*Exercise goal*
In the data below, find every line that has the string "label", and copy it.

*Recorded information*
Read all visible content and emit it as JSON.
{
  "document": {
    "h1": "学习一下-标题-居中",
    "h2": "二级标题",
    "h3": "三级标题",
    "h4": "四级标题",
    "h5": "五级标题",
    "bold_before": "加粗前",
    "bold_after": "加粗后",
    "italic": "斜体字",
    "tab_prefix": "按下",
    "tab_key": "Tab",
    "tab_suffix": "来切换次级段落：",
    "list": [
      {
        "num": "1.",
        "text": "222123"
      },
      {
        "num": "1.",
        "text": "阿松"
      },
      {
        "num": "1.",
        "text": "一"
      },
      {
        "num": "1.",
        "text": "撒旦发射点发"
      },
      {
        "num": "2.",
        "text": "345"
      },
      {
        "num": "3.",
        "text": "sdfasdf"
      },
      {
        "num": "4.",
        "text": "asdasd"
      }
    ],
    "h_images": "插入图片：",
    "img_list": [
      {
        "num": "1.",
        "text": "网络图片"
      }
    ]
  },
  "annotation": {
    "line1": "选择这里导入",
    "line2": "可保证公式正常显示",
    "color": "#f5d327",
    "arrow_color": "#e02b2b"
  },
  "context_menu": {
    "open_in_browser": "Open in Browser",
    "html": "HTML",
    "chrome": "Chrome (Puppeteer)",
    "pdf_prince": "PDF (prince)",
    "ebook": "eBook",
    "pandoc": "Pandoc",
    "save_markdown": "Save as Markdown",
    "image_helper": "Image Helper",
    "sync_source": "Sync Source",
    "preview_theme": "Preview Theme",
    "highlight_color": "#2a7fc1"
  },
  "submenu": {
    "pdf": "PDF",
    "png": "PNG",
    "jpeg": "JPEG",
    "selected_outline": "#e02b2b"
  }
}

* * *

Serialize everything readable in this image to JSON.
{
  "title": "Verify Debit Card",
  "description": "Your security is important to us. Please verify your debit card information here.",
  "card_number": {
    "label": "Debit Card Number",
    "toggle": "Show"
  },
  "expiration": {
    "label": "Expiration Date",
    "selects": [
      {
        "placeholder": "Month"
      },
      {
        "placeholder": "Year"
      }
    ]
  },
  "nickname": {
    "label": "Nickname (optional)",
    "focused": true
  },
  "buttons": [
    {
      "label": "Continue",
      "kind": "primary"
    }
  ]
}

*Written solution*
    "label": "Debit Card Number",
    "label": "Expiration Date",
    "label": "Nickname (optional)",
      "label": "Continue",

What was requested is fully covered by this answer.